> _What to do_: Reproduce the data exactly and drop any pictures it holds.

## start Records provided

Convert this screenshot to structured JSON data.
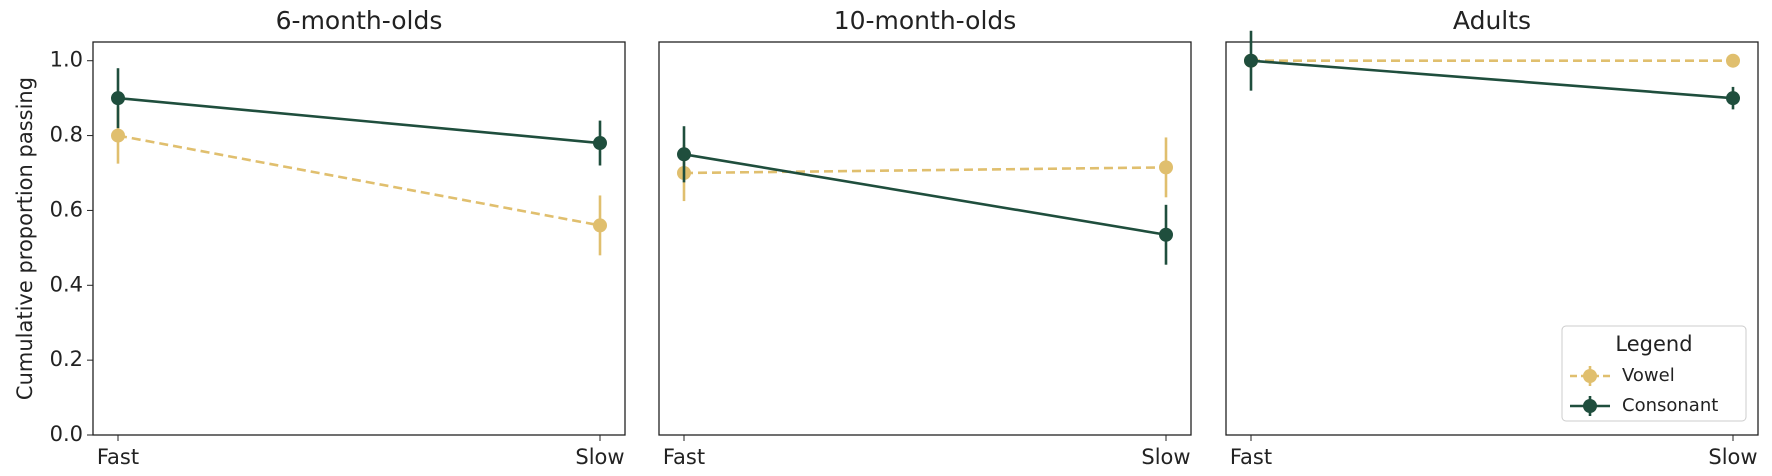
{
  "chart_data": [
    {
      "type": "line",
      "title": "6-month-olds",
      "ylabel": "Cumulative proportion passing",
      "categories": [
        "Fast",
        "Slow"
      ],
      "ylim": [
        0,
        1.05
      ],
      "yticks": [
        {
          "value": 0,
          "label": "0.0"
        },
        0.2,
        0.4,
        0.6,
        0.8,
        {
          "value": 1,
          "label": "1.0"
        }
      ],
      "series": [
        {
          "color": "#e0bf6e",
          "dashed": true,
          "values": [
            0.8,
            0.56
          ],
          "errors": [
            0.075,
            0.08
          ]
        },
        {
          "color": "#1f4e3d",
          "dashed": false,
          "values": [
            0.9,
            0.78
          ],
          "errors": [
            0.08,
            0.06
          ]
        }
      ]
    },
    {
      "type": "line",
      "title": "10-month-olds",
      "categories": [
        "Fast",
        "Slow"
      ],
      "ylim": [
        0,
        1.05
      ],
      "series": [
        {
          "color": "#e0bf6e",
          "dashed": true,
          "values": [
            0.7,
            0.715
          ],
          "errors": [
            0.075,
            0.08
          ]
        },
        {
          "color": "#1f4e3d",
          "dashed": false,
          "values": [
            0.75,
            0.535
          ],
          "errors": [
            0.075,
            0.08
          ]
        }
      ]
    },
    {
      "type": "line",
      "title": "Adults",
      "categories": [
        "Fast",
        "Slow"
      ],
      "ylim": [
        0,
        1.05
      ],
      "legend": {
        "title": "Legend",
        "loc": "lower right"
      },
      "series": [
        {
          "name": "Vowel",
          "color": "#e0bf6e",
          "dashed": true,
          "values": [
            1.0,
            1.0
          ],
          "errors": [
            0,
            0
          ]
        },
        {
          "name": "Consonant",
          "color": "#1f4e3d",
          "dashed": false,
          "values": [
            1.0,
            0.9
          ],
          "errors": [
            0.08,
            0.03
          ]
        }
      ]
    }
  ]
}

## end Records provided

> _Solution below_:
Convert this screenshot to structured JSON data.
{
  "chart_data": [
    {
      "type": "line",
      "title": "6-month-olds",
      "ylabel": "Cumulative proportion passing",
      "categories": [
        "Fast",
        "Slow"
      ],
      "ylim": [
        0,
        1.05
      ],
      "yticks": [
        {
          "value": 0,
          "label": "0.0"
        },
        0.2,
        0.4,
        0.6,
        0.8,
        {
          "value": 1,
          "label": "1.0"
        }
      ],
      "series": [
        {
          "color": "#e0bf6e",
          "dashed": true,
          "values": [
            0.8,
            0.56
          ],
          "errors": [
            0.075,
            0.08
          ]
        },
        {
          "color": "#1f4e3d",
          "dashed": false,
          "values": [
            0.9,
            0.78
          ],
          "errors": [
            0.08,
            0.06
          ]
        }
      ]
    },
    {
      "type": "line",
      "title": "10-month-olds",
      "categories": [
        "Fast",
        "Slow"
      ],
      "ylim": [
        0,
        1.05
      ],
      "series": [
        {
          "color": "#e0bf6e",
          "dashed": true,
          "values": [
            0.7,
            0.715
          ],
          "errors": [
            0.075,
            0.08
          ]
        },
        {
          "color": "#1f4e3d",
          "dashed": false,
          "values": [
            0.75,
            0.535
          ],
          "errors": [
            0.075,
            0.08
          ]
        }
      ]
    },
    {
      "type": "line",
      "title": "Adults",
      "categories": [
        "Fast",
        "Slow"
      ],
      "ylim": [
        0,
        1.05
      ],
      "legend": {
        "title": "Legend",
        "loc": "lower right"
      },
      "series": [
        {
          "name": "Vowel",
          "color": "#e0bf6e",
          "dashed": true,
          "values": [
            1.0,
            1.0
          ],
          "errors": [
            0,
            0
          ]
        },
        {
          "name": "Consonant",
          "color": "#1f4e3d",
          "dashed": false,
          "values": [
            1.0,
            0.9
          ],
          "errors": [
            0.08,
            0.03
          ]
        }
      ]
    }
  ]
}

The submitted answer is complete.